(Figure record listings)
┄┄┄┄┄┄┄┄┄┄
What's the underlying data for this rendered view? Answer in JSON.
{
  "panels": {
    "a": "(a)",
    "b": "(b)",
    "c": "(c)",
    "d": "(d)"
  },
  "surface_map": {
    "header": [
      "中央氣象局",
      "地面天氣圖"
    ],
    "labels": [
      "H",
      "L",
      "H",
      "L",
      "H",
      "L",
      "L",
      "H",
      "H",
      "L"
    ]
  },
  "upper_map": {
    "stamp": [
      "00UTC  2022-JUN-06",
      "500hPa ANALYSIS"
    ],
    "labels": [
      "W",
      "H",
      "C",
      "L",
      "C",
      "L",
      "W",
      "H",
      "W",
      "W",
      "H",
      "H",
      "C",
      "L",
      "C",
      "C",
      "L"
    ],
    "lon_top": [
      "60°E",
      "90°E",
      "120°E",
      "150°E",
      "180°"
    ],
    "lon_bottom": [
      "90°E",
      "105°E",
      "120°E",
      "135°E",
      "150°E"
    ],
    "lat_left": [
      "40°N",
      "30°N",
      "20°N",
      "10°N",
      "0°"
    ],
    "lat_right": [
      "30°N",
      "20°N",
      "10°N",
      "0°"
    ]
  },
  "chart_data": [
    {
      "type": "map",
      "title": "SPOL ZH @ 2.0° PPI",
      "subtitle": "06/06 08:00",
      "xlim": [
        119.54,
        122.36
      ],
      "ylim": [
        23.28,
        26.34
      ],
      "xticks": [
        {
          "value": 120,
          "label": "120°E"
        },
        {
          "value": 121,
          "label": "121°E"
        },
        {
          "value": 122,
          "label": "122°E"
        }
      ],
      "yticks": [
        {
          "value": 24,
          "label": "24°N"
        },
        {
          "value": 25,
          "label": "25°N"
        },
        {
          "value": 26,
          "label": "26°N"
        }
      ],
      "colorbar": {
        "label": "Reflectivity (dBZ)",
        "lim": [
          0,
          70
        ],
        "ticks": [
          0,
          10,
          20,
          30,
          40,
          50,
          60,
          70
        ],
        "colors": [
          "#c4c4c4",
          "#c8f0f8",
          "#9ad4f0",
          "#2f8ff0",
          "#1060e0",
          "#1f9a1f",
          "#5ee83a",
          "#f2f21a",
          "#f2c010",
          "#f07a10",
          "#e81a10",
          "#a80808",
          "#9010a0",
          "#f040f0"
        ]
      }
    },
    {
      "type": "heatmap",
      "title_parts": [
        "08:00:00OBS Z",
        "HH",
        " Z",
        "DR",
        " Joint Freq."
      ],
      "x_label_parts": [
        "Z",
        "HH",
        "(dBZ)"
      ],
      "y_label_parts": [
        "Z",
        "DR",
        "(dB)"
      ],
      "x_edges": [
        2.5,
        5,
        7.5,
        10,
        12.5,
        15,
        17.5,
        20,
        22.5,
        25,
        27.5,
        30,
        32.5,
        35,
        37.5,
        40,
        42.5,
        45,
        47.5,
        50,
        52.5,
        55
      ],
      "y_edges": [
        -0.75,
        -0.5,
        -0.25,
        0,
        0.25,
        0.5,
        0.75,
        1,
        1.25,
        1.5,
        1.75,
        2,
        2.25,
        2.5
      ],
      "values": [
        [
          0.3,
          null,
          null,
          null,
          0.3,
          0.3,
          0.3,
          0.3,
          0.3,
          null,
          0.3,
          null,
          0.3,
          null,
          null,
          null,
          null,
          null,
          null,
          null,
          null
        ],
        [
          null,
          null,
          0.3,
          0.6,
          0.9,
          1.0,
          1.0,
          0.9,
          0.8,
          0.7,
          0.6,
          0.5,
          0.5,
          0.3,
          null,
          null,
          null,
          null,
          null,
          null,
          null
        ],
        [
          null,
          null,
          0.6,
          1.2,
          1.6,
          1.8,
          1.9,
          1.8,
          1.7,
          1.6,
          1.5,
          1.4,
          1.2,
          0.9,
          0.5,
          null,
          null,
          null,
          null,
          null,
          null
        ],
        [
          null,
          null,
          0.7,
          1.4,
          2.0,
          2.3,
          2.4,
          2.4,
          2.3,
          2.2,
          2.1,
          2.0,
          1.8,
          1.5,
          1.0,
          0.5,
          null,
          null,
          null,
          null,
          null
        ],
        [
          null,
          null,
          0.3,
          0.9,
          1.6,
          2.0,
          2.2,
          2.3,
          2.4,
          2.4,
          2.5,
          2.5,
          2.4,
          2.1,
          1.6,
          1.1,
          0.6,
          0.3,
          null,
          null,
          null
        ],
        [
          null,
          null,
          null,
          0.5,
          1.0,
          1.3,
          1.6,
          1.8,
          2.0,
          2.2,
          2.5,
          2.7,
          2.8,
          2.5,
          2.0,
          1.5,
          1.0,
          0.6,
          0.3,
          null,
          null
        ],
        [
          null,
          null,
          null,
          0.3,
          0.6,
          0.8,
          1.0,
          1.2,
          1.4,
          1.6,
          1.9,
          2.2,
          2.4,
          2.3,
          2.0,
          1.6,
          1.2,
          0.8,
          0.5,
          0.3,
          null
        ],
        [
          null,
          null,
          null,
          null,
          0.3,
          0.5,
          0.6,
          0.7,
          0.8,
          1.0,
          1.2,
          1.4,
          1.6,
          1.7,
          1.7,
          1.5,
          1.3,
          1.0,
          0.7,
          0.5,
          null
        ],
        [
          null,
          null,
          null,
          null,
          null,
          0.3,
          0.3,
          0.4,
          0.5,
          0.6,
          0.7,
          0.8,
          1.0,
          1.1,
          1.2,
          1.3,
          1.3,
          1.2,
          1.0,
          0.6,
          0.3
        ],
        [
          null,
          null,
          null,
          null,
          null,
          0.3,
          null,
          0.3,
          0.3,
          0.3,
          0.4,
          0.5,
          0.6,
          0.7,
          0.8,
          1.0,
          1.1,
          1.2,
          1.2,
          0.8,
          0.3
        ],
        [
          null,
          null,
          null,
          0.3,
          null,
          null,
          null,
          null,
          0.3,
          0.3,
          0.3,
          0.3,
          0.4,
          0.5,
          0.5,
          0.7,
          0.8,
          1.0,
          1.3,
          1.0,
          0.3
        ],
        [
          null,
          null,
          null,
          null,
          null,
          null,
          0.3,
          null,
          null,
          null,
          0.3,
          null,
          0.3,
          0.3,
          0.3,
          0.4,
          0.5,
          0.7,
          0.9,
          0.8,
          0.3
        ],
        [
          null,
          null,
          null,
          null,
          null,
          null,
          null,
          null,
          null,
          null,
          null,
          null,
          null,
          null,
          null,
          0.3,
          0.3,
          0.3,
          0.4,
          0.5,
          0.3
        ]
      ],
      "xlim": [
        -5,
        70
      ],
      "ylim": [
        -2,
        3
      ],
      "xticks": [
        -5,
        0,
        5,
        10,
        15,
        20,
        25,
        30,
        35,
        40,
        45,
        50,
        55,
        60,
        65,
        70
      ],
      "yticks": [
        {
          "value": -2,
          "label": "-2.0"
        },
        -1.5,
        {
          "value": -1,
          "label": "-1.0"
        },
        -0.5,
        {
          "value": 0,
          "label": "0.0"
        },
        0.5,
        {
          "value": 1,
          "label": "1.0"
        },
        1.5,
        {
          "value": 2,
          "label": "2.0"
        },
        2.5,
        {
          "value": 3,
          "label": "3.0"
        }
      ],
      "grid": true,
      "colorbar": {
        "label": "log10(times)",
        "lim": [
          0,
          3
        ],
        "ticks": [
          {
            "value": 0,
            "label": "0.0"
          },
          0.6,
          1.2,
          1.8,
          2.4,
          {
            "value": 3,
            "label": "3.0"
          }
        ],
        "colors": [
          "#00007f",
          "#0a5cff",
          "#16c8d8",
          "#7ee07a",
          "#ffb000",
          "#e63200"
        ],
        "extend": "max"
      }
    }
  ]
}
┄┄┄┄┄┄┄┄┄┄
STATED PROBLEM >>
Show the data once more, exactly as it was written.

THE ANSWER >>
What's the underlying data for this rendered view? Answer in JSON.
{
  "panels": {
    "a": "(a)",
    "b": "(b)",
    "c": "(c)",
    "d": "(d)"
  },
  "surface_map": {
    "header": [
      "中央氣象局",
      "地面天氣圖"
    ],
    "labels": [
      "H",
      "L",
      "H",
      "L",
      "H",
      "L",
      "L",
      "H",
      "H",
      "L"
    ]
  },
  "upper_map": {
    "stamp": [
      "00UTC  2022-JUN-06",
      "500hPa ANALYSIS"
    ],
    "labels": [
      "W",
      "H",
      "C",
      "L",
      "C",
      "L",
      "W",
      "H",
      "W",
      "W",
      "H",
      "H",
      "C",
      "L",
      "C",
      "C",
      "L"
    ],
    "lon_top": [
      "60°E",
      "90°E",
      "120°E",
      "150°E",
      "180°"
    ],
    "lon_bottom": [
      "90°E",
      "105°E",
      "120°E",
      "135°E",
      "150°E"
    ],
    "lat_left": [
      "40°N",
      "30°N",
      "20°N",
      "10°N",
      "0°"
    ],
    "lat_right": [
      "30°N",
      "20°N",
      "10°N",
      "0°"
    ]
  },
  "chart_data": [
    {
      "type": "map",
      "title": "SPOL ZH @ 2.0° PPI",
      "subtitle": "06/06 08:00",
      "xlim": [
        119.54,
        122.36
      ],
      "ylim": [
        23.28,
        26.34
      ],
      "xticks": [
        {
          "value": 120,
          "label": "120°E"
        },
        {
          "value": 121,
          "label": "121°E"
        },
        {
          "value": 122,
          "label": "122°E"
        }
      ],
      "yticks": [
        {
          "value": 24,
          "label": "24°N"
        },
        {
          "value": 25,
          "label": "25°N"
        },
        {
          "value": 26,
          "label": "26°N"
        }
      ],
      "colorbar": {
        "label": "Reflectivity (dBZ)",
        "lim": [
          0,
          70
        ],
        "ticks": [
          0,
          10,
          20,
          30,
          40,
          50,
          60,
          70
        ],
        "colors": [
          "#c4c4c4",
          "#c8f0f8",
          "#9ad4f0",
          "#2f8ff0",
          "#1060e0",
          "#1f9a1f",
          "#5ee83a",
          "#f2f21a",
          "#f2c010",
          "#f07a10",
          "#e81a10",
          "#a80808",
          "#9010a0",
          "#f040f0"
        ]
      }
    },
    {
      "type": "heatmap",
      "title_parts": [
        "08:00:00OBS Z",
        "HH",
        " Z",
        "DR",
        " Joint Freq."
      ],
      "x_label_parts": [
        "Z",
        "HH",
        "(dBZ)"
      ],
      "y_label_parts": [
        "Z",
        "DR",
        "(dB)"
      ],
      "x_edges": [
        2.5,
        5,
        7.5,
        10,
        12.5,
        15,
        17.5,
        20,
        22.5,
        25,
        27.5,
        30,
        32.5,
        35,
        37.5,
        40,
        42.5,
        45,
        47.5,
        50,
        52.5,
        55
      ],
      "y_edges": [
        -0.75,
        -0.5,
        -0.25,
        0,
        0.25,
        0.5,
        0.75,
        1,
        1.25,
        1.5,
        1.75,
        2,
        2.25,
        2.5
      ],
      "values": [
        [
          0.3,
          null,
          null,
          null,
          0.3,
          0.3,
          0.3,
          0.3,
          0.3,
          null,
          0.3,
          null,
          0.3,
          null,
          null,
          null,
          null,
          null,
          null,
          null,
          null
        ],
        [
          null,
          null,
          0.3,
          0.6,
          0.9,
          1.0,
          1.0,
          0.9,
          0.8,
          0.7,
          0.6,
          0.5,
          0.5,
          0.3,
          null,
          null,
          null,
          null,
          null,
          null,
          null
        ],
        [
          null,
          null,
          0.6,
          1.2,
          1.6,
          1.8,
          1.9,
          1.8,
          1.7,
          1.6,
          1.5,
          1.4,
          1.2,
          0.9,
          0.5,
          null,
          null,
          null,
          null,
          null,
          null
        ],
        [
          null,
          null,
          0.7,
          1.4,
          2.0,
          2.3,
          2.4,
          2.4,
          2.3,
          2.2,
          2.1,
          2.0,
          1.8,
          1.5,
          1.0,
          0.5,
          null,
          null,
          null,
          null,
          null
        ],
        [
          null,
          null,
          0.3,
          0.9,
          1.6,
          2.0,
          2.2,
          2.3,
          2.4,
          2.4,
          2.5,
          2.5,
          2.4,
          2.1,
          1.6,
          1.1,
          0.6,
          0.3,
          null,
          null,
          null
        ],
        [
          null,
          null,
          null,
          0.5,
          1.0,
          1.3,
          1.6,
          1.8,
          2.0,
          2.2,
          2.5,
          2.7,
          2.8,
          2.5,
          2.0,
          1.5,
          1.0,
          0.6,
          0.3,
          null,
          null
        ],
        [
          null,
          null,
          null,
          0.3,
          0.6,
          0.8,
          1.0,
          1.2,
          1.4,
          1.6,
          1.9,
          2.2,
          2.4,
          2.3,
          2.0,
          1.6,
          1.2,
          0.8,
          0.5,
          0.3,
          null
        ],
        [
          null,
          null,
          null,
          null,
          0.3,
          0.5,
          0.6,
          0.7,
          0.8,
          1.0,
          1.2,
          1.4,
          1.6,
          1.7,
          1.7,
          1.5,
          1.3,
          1.0,
          0.7,
          0.5,
          null
        ],
        [
          null,
          null,
          null,
          null,
          null,
          0.3,
          0.3,
          0.4,
          0.5,
          0.6,
          0.7,
          0.8,
          1.0,
          1.1,
          1.2,
          1.3,
          1.3,
          1.2,
          1.0,
          0.6,
          0.3
        ],
        [
          null,
          null,
          null,
          null,
          null,
          0.3,
          null,
          0.3,
          0.3,
          0.3,
          0.4,
          0.5,
          0.6,
          0.7,
          0.8,
          1.0,
          1.1,
          1.2,
          1.2,
          0.8,
          0.3
        ],
        [
          null,
          null,
          null,
          0.3,
          null,
          null,
          null,
          null,
          0.3,
          0.3,
          0.3,
          0.3,
          0.4,
          0.5,
          0.5,
          0.7,
          0.8,
          1.0,
          1.3,
          1.0,
          0.3
        ],
        [
          null,
          null,
          null,
          null,
          null,
          null,
          0.3,
          null,
          null,
          null,
          0.3,
          null,
          0.3,
          0.3,
          0.3,
          0.4,
          0.5,
          0.7,
          0.9,
          0.8,
          0.3
        ],
        [
          null,
          null,
          null,
          null,
          null,
          null,
          null,
          null,
          null,
          null,
          null,
          null,
          null,
          null,
          null,
          0.3,
          0.3,
          0.3,
          0.4,
          0.5,
          0.3
        ]
      ],
      "xlim": [
        -5,
        70
      ],
      "ylim": [
        -2,
        3
      ],
      "xticks": [
        -5,
        0,
        5,
        10,
        15,
        20,
        25,
        30,
        35,
        40,
        45,
        50,
        55,
        60,
        65,
        70
      ],
      "yticks": [
        {
          "value": -2,
          "label": "-2.0"
        },
        -1.5,
        {
          "value": -1,
          "label": "-1.0"
        },
        -0.5,
        {
          "value": 0,
          "label": "0.0"
        },
        0.5,
        {
          "value": 1,
          "label": "1.0"
        },
        1.5,
        {
          "value": 2,
          "label": "2.0"
        },
        2.5,
        {
          "value": 3,
          "label": "3.0"
        }
      ],
      "grid": true,
      "colorbar": {
        "label": "log10(times)",
        "lim": [
          0,
          3
        ],
        "ticks": [
          {
            "value": 0,
            "label": "0.0"
          },
          0.6,
          1.2,
          1.8,
          2.4,
          {
            "value": 3,
            "label": "3.0"
          }
        ],
        "colors": [
          "#00007f",
          "#0a5cff",
          "#16c8d8",
          "#7ee07a",
          "#ffb000",
          "#e63200"
        ],
        "extend": "max"
      }
    }
  ]
}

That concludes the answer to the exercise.